_TASK TO COMPLETE_:
Output each entry that follows exactly. Images stay out.

_DATASET CONTENT_:
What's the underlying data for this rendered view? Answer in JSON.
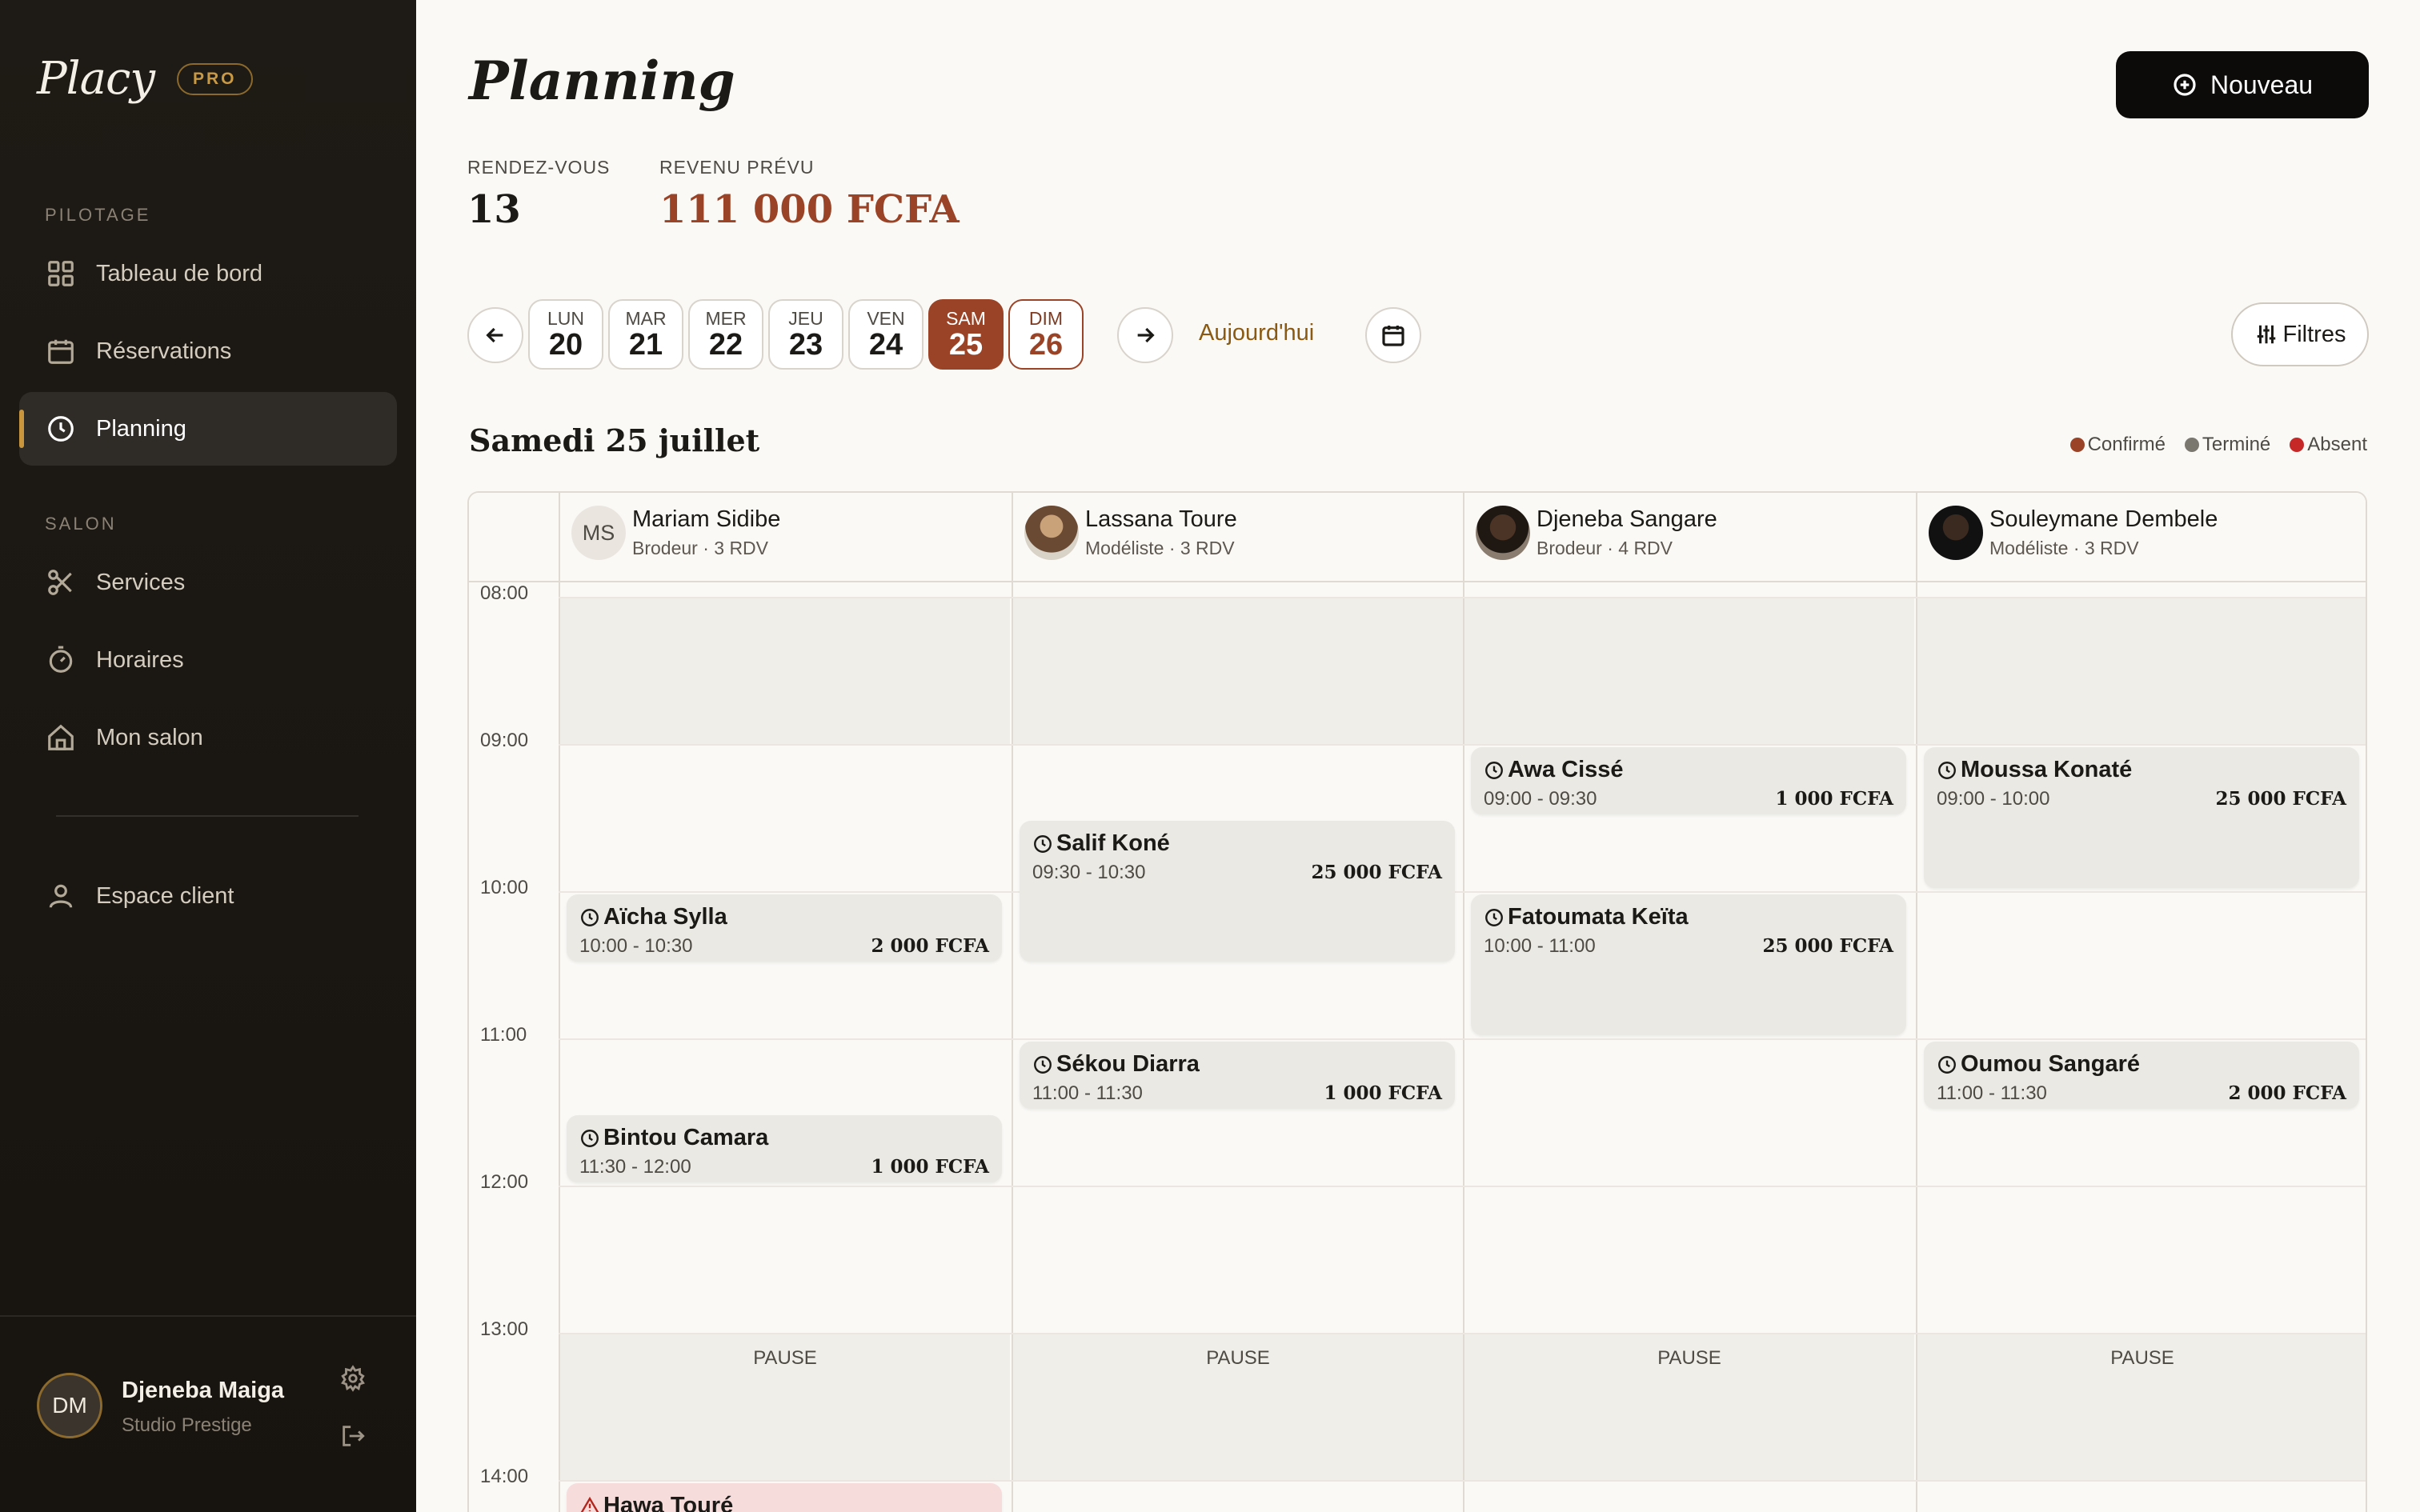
{
  "sidebar": {
    "brand": "Placy",
    "badge": "PRO",
    "sections": {
      "pilotage": "PILOTAGE",
      "salon": "SALON"
    },
    "items": [
      {
        "label": "Tableau de bord",
        "icon": "grid-icon"
      },
      {
        "label": "Réservations",
        "icon": "calendar-icon"
      },
      {
        "label": "Planning",
        "icon": "clock-icon",
        "active": true
      },
      {
        "label": "Services",
        "icon": "scissors-icon"
      },
      {
        "label": "Horaires",
        "icon": "timer-icon"
      },
      {
        "label": "Mon salon",
        "icon": "home-icon"
      },
      {
        "label": "Espace client",
        "icon": "user-icon"
      }
    ],
    "user": {
      "initials": "DM",
      "name": "Djeneba Maiga",
      "salon": "Studio Prestige"
    }
  },
  "header": {
    "title": "Planning",
    "new_button": "Nouveau",
    "stats": {
      "rdv_label": "RENDEZ-VOUS",
      "rdv_value": "13",
      "revenue_label": "REVENU PRÉVU",
      "revenue_value": "111 000 FCFA"
    },
    "colors": {
      "revenue": "#9b4326",
      "accent": "#c9963e"
    }
  },
  "daybar": {
    "days": [
      {
        "name": "LUN",
        "num": "20"
      },
      {
        "name": "MAR",
        "num": "21"
      },
      {
        "name": "MER",
        "num": "22"
      },
      {
        "name": "JEU",
        "num": "23"
      },
      {
        "name": "VEN",
        "num": "24"
      },
      {
        "name": "SAM",
        "num": "25",
        "selected": true
      },
      {
        "name": "DIM",
        "num": "26",
        "today": true
      }
    ],
    "today_label": "Aujourd'hui",
    "filters_label": "Filtres"
  },
  "schedule": {
    "date_heading": "Samedi 25 juillet",
    "legend": [
      {
        "label": "Confirmé",
        "color": "#9b4326"
      },
      {
        "label": "Terminé",
        "color": "#7a776f"
      },
      {
        "label": "Absent",
        "color": "#c62828"
      }
    ],
    "hours": [
      "08:00",
      "09:00",
      "10:00",
      "11:00",
      "12:00",
      "13:00",
      "14:00"
    ],
    "pause_label": "PAUSE",
    "staff": [
      {
        "name": "Mariam Sidibe",
        "role": "Brodeur · 3 RDV",
        "initials": "MS"
      },
      {
        "name": "Lassana Toure",
        "role": "Modéliste · 3 RDV",
        "initials": ""
      },
      {
        "name": "Djeneba Sangare",
        "role": "Brodeur · 4 RDV",
        "initials": ""
      },
      {
        "name": "Souleymane Dembele",
        "role": "Modéliste · 3 RDV",
        "initials": ""
      }
    ],
    "appointments": [
      {
        "name": "Aïcha Sylla",
        "time": "10:00 - 10:30",
        "price": "2 000 FCFA",
        "status": "confirmed"
      },
      {
        "name": "Bintou Camara",
        "time": "11:30 - 12:00",
        "price": "1 000 FCFA",
        "status": "confirmed"
      },
      {
        "name": "Hawa Touré",
        "status": "absent"
      },
      {
        "name": "Salif Koné",
        "time": "09:30 - 10:30",
        "price": "25 000 FCFA",
        "status": "confirmed"
      },
      {
        "name": "Sékou Diarra",
        "time": "11:00 - 11:30",
        "price": "1 000 FCFA",
        "status": "confirmed"
      },
      {
        "name": "Awa Cissé",
        "time": "09:00 - 09:30",
        "price": "1 000 FCFA",
        "status": "confirmed"
      },
      {
        "name": "Fatoumata Keïta",
        "time": "10:00 - 11:00",
        "price": "25 000 FCFA",
        "status": "confirmed"
      },
      {
        "name": "Moussa Konaté",
        "time": "09:00 - 10:00",
        "price": "25 000 FCFA",
        "status": "confirmed"
      },
      {
        "name": "Oumou Sangaré",
        "time": "11:00 - 11:30",
        "price": "2 000 FCFA",
        "status": "confirmed"
      }
    ]
  }
}
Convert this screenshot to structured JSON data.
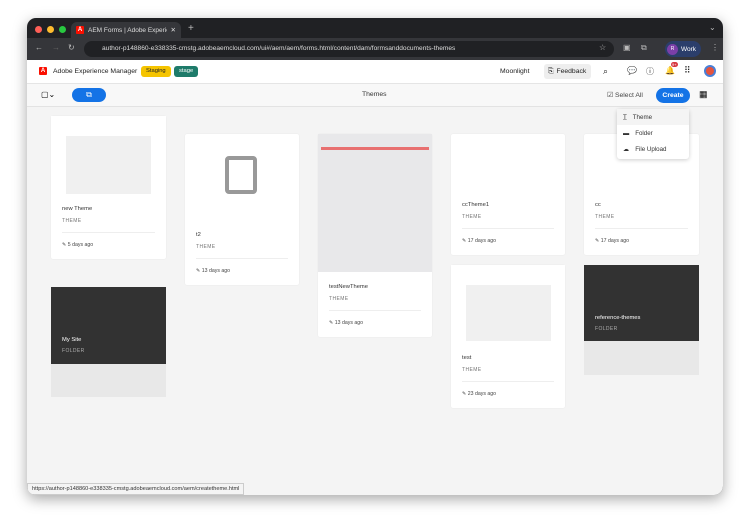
{
  "browser": {
    "tab_title": "AEM Forms | Adobe Experien",
    "url": "author-p148860-e338335-cmstg.adobeaemcloud.com/ui#/aem/aem/forms.html/content/dam/formsanddocuments-themes",
    "profile": "Work",
    "profile_initial": "R"
  },
  "header": {
    "app_name": "Adobe Experience Manager",
    "badges": [
      "Staging",
      "stage"
    ],
    "org": "Moonlight",
    "feedback": "Feedback",
    "notif_count": "9+"
  },
  "toolbar": {
    "title": "Themes",
    "select_all": "Select All",
    "create": "Create"
  },
  "create_menu": [
    "Theme",
    "Folder",
    "File Upload"
  ],
  "cards": [
    {
      "name": "new Theme",
      "type": "THEME",
      "date": "5 days ago"
    },
    {
      "name": "My Site",
      "type": "FOLDER"
    },
    {
      "name": "t2",
      "type": "THEME",
      "date": "13 days ago"
    },
    {
      "name": "testNewTheme",
      "type": "THEME",
      "date": "13 days ago"
    },
    {
      "name": "ccTheme1",
      "type": "THEME",
      "date": "17 days ago"
    },
    {
      "name": "test",
      "type": "THEME",
      "date": "23 days ago"
    },
    {
      "name": "cc",
      "type": "THEME",
      "date": "17 days ago"
    },
    {
      "name": "reference-themes",
      "type": "FOLDER"
    }
  ],
  "status_url": "https://author-p148860-e338335-cmstg.adobeaemcloud.com/aem/createtheme.html"
}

_EXERCISE RESULT_:
What's the underlying data for this rendered view? Answer in JSON.
{
  "sidebar": {
    "brand": "Placy",
    "badge": "PRO",
    "sections": {
      "pilotage": "PILOTAGE",
      "salon": "SALON"
    },
    "items": [
      {
        "label": "Tableau de bord",
        "icon": "grid-icon"
      },
      {
        "label": "Réservations",
        "icon": "calendar-icon"
      },
      {
        "label": "Planning",
        "icon": "clock-icon",
        "active": true
      },
      {
        "label": "Services",
        "icon": "scissors-icon"
      },
      {
        "label": "Horaires",
        "icon": "timer-icon"
      },
      {
        "label": "Mon salon",
        "icon": "home-icon"
      },
      {
        "label": "Espace client",
        "icon": "user-icon"
      }
    ],
    "user": {
      "initials": "DM",
      "name": "Djeneba Maiga",
      "salon": "Studio Prestige"
    }
  },
  "header": {
    "title": "Planning",
    "new_button": "Nouveau",
    "stats": {
      "rdv_label": "RENDEZ-VOUS",
      "rdv_value": "13",
      "revenue_label": "REVENU PRÉVU",
      "revenue_value": "111 000 FCFA"
    },
    "colors": {
      "revenue": "#9b4326",
      "accent": "#c9963e"
    }
  },
  "daybar": {
    "days": [
      {
        "name": "LUN",
        "num": "20"
      },
      {
        "name": "MAR",
        "num": "21"
      },
      {
        "name": "MER",
        "num": "22"
      },
      {
        "name": "JEU",
        "num": "23"
      },
      {
        "name": "VEN",
        "num": "24"
      },
      {
        "name": "SAM",
        "num": "25",
        "selected": true
      },
      {
        "name": "DIM",
        "num": "26",
        "today": true
      }
    ],
    "today_label": "Aujourd'hui",
    "filters_label": "Filtres"
  },
  "schedule": {
    "date_heading": "Samedi 25 juillet",
    "legend": [
      {
        "label": "Confirmé",
        "color": "#9b4326"
      },
      {
        "label": "Terminé",
        "color": "#7a776f"
      },
      {
        "label": "Absent",
        "color": "#c62828"
      }
    ],
    "hours": [
      "08:00",
      "09:00",
      "10:00",
      "11:00",
      "12:00",
      "13:00",
      "14:00"
    ],
    "pause_label": "PAUSE",
    "staff": [
      {
        "name": "Mariam Sidibe",
        "role": "Brodeur · 3 RDV",
        "initials": "MS"
      },
      {
        "name": "Lassana Toure",
        "role": "Modéliste · 3 RDV",
        "initials": ""
      },
      {
        "name": "Djeneba Sangare",
        "role": "Brodeur · 4 RDV",
        "initials": ""
      },
      {
        "name": "Souleymane Dembele",
        "role": "Modéliste · 3 RDV",
        "initials": ""
      }
    ],
    "appointments": [
      {
        "name": "Aïcha Sylla",
        "time": "10:00 - 10:30",
        "price": "2 000 FCFA",
        "status": "confirmed"
      },
      {
        "name": "Bintou Camara",
        "time": "11:30 - 12:00",
        "price": "1 000 FCFA",
        "status": "confirmed"
      },
      {
        "name": "Hawa Touré",
        "status": "absent"
      },
      {
        "name": "Salif Koné",
        "time": "09:30 - 10:30",
        "price": "25 000 FCFA",
        "status": "confirmed"
      },
      {
        "name": "Sékou Diarra",
        "time": "11:00 - 11:30",
        "price": "1 000 FCFA",
        "status": "confirmed"
      },
      {
        "name": "Awa Cissé",
        "time": "09:00 - 09:30",
        "price": "1 000 FCFA",
        "status": "confirmed"
      },
      {
        "name": "Fatoumata Keïta",
        "time": "10:00 - 11:00",
        "price": "25 000 FCFA",
        "status": "confirmed"
      },
      {
        "name": "Moussa Konaté",
        "time": "09:00 - 10:00",
        "price": "25 000 FCFA",
        "status": "confirmed"
      },
      {
        "name": "Oumou Sangaré",
        "time": "11:00 - 11:30",
        "price": "2 000 FCFA",
        "status": "confirmed"
      }
    ]
  }
}
Convert this screenshot to structured JSON data.
{
  "browser": {
    "tab_title": "AEM Forms | Adobe Experien",
    "url": "author-p148860-e338335-cmstg.adobeaemcloud.com/ui#/aem/aem/forms.html/content/dam/formsanddocuments-themes",
    "profile": "Work",
    "profile_initial": "R"
  },
  "header": {
    "app_name": "Adobe Experience Manager",
    "badges": [
      "Staging",
      "stage"
    ],
    "org": "Moonlight",
    "feedback": "Feedback",
    "notif_count": "9+"
  },
  "toolbar": {
    "title": "Themes",
    "select_all": "Select All",
    "create": "Create"
  },
  "create_menu": [
    "Theme",
    "Folder",
    "File Upload"
  ],
  "cards": [
    {
      "name": "new Theme",
      "type": "THEME",
      "date": "5 days ago"
    },
    {
      "name": "My Site",
      "type": "FOLDER"
    },
    {
      "name": "t2",
      "type": "THEME",
      "date": "13 days ago"
    },
    {
      "name": "testNewTheme",
      "type": "THEME",
      "date": "13 days ago"
    },
    {
      "name": "ccTheme1",
      "type": "THEME",
      "date": "17 days ago"
    },
    {
      "name": "test",
      "type": "THEME",
      "date": "23 days ago"
    },
    {
      "name": "cc",
      "type": "THEME",
      "date": "17 days ago"
    },
    {
      "name": "reference-themes",
      "type": "FOLDER"
    }
  ],
  "status_url": "https://author-p148860-e338335-cmstg.adobeaemcloud.com/aem/createtheme.html"
}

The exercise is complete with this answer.